■ GOAL: Check every line below for the word "Skåne" and show those that hold it.

>> begin ENTRIES SUPPLIED

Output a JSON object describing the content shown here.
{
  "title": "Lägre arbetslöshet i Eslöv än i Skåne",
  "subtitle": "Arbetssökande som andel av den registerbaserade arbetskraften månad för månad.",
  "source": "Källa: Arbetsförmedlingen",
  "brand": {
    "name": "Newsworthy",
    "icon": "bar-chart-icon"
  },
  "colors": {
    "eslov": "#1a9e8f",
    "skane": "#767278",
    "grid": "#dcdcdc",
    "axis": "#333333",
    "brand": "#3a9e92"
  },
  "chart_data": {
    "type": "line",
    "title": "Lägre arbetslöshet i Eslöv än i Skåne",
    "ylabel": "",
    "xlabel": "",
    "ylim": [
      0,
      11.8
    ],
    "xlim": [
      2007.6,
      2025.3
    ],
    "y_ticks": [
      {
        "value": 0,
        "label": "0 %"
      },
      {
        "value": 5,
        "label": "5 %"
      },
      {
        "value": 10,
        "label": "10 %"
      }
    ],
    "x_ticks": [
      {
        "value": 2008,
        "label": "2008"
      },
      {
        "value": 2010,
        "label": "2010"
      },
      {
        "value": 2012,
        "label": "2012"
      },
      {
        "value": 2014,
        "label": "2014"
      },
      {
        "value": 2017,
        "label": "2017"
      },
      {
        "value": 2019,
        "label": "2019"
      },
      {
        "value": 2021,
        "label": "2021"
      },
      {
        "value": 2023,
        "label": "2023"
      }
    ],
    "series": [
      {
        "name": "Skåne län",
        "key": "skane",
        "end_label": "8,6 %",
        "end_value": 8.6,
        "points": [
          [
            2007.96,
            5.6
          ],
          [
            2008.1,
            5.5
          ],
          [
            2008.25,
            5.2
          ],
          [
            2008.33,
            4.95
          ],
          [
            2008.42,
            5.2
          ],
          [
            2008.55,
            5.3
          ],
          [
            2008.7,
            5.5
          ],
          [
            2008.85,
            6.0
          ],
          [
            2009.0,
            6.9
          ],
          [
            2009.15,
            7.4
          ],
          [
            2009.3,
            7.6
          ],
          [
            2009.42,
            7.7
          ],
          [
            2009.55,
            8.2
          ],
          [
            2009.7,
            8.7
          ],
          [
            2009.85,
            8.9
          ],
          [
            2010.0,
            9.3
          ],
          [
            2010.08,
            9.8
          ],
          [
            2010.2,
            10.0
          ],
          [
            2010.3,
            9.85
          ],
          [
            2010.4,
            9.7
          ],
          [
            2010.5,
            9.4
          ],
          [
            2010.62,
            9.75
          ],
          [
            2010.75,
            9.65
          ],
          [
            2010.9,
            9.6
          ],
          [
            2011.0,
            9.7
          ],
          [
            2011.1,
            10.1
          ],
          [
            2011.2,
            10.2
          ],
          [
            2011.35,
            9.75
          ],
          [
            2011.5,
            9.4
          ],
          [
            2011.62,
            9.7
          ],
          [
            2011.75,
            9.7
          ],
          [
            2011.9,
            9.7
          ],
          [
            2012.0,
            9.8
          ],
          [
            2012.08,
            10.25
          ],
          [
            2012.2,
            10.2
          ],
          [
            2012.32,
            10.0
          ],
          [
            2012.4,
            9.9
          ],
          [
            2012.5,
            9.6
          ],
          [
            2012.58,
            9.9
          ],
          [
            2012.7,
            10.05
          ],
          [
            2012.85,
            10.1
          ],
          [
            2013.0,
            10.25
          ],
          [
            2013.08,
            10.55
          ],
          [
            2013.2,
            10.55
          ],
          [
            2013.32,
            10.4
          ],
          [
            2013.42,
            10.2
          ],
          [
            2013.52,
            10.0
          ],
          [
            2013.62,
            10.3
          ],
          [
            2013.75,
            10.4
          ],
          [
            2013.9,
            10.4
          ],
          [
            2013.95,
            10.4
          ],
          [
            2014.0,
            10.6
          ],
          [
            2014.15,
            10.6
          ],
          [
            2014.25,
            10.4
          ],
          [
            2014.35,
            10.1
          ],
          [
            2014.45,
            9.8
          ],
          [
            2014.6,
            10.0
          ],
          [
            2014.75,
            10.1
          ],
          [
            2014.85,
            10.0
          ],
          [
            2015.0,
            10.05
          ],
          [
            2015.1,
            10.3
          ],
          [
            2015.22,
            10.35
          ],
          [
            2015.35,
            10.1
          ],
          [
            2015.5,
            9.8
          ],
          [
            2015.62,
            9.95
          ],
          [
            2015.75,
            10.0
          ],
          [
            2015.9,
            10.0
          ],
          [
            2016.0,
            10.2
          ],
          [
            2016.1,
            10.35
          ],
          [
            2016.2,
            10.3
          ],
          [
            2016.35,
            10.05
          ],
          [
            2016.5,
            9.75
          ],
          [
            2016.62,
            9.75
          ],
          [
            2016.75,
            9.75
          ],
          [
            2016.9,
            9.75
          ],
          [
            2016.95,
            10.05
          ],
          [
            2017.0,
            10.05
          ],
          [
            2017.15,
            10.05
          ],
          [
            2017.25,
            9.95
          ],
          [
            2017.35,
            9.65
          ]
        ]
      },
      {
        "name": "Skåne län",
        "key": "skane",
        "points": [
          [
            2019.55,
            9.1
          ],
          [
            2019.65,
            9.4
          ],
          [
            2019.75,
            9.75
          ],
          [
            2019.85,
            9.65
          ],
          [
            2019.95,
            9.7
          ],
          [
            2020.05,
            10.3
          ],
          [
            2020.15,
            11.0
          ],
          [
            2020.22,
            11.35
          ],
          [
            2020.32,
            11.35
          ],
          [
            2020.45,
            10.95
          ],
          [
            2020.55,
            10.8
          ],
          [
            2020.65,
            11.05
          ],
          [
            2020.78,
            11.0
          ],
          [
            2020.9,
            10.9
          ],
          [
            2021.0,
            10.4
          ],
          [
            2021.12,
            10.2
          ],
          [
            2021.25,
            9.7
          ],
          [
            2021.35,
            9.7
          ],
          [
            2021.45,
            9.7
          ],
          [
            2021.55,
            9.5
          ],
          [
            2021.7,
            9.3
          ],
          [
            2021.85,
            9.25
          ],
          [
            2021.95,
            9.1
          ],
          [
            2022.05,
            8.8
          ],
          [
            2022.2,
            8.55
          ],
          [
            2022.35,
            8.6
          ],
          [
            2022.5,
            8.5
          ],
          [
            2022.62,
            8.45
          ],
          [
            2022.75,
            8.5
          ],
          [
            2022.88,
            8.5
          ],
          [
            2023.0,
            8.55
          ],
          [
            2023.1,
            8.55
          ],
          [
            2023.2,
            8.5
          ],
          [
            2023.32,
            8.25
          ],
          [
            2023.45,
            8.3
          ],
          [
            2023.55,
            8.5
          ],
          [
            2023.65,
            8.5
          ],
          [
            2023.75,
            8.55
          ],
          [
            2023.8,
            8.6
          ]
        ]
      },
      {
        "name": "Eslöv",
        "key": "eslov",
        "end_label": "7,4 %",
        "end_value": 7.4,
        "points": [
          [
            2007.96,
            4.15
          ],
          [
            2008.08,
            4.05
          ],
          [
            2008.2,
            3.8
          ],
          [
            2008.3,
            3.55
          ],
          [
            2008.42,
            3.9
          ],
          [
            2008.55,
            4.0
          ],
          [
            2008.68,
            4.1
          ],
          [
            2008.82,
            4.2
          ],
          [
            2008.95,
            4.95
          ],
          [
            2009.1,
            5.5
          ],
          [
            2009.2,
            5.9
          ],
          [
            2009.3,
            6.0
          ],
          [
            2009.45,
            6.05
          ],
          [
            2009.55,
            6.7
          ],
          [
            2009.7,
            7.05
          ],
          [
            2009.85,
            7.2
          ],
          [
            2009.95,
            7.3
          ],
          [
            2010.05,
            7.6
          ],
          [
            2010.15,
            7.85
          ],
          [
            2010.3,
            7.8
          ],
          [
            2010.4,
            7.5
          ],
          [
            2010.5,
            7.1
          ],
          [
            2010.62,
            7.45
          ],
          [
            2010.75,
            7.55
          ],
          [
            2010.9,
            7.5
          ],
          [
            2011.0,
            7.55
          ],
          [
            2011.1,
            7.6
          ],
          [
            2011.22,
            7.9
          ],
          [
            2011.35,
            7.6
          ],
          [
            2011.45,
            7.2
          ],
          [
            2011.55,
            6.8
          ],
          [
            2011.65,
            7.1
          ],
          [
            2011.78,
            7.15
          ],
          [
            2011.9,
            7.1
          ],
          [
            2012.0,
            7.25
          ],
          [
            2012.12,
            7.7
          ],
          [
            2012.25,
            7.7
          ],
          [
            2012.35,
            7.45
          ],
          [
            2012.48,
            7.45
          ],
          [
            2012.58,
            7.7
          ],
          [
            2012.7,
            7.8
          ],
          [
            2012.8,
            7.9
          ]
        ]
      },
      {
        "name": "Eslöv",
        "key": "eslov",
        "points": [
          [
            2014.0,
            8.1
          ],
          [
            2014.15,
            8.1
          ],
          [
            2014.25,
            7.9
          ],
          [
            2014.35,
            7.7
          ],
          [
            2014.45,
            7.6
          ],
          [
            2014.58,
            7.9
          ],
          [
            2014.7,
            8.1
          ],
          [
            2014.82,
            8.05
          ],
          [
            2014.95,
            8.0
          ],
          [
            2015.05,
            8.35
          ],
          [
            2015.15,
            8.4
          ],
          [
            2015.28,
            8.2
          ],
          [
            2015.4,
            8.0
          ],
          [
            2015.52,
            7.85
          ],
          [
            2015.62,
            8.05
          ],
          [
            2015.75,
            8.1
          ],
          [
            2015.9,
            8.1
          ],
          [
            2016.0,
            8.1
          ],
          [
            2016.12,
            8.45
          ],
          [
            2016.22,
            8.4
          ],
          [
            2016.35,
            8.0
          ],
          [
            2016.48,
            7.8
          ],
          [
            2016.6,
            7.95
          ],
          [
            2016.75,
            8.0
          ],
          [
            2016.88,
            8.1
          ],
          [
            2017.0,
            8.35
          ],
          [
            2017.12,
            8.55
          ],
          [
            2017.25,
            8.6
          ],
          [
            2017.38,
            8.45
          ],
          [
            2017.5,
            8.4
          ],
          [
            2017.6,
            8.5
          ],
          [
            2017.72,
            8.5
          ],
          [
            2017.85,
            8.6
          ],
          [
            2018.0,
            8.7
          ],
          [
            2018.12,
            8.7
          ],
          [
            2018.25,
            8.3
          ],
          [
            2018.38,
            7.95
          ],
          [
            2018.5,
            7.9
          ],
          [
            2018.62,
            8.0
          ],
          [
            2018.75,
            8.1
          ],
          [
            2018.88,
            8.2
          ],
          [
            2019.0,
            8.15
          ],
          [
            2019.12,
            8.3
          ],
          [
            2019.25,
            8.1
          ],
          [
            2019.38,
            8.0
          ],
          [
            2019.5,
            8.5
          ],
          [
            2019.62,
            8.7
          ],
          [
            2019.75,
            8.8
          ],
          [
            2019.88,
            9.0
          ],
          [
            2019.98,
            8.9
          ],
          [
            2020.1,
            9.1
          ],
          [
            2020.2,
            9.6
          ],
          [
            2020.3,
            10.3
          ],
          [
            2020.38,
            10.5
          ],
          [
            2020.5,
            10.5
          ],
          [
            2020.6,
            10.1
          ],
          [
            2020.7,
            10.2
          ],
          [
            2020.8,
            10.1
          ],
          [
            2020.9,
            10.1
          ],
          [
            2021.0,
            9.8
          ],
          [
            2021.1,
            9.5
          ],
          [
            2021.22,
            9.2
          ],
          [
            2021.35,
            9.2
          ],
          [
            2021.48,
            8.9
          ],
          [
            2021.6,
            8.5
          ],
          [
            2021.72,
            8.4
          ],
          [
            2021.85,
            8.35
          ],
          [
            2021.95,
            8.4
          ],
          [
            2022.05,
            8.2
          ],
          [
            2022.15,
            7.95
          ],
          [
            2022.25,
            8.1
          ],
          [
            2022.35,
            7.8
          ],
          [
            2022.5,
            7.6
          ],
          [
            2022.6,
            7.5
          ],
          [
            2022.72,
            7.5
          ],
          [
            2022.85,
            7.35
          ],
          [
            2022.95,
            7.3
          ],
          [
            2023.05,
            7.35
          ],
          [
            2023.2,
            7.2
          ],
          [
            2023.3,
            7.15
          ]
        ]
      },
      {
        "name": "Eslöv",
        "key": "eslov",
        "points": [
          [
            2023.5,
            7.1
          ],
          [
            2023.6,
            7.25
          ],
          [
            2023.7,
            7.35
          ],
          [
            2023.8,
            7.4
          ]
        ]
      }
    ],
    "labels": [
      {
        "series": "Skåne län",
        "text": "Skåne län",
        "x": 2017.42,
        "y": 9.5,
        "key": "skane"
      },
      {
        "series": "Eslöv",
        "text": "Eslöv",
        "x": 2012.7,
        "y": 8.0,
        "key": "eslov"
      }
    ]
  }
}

>> end ENTRIES SUPPLIED

■ COMPLETE ANSWER:
  "title": "Lägre arbetslöshet i Eslöv än i Skåne",
    "title": "Lägre arbetslöshet i Eslöv än i Skåne",
        "name": "Skåne län",
        "name": "Skåne län",
        "series": "Skåne län",
        "text": "Skåne län",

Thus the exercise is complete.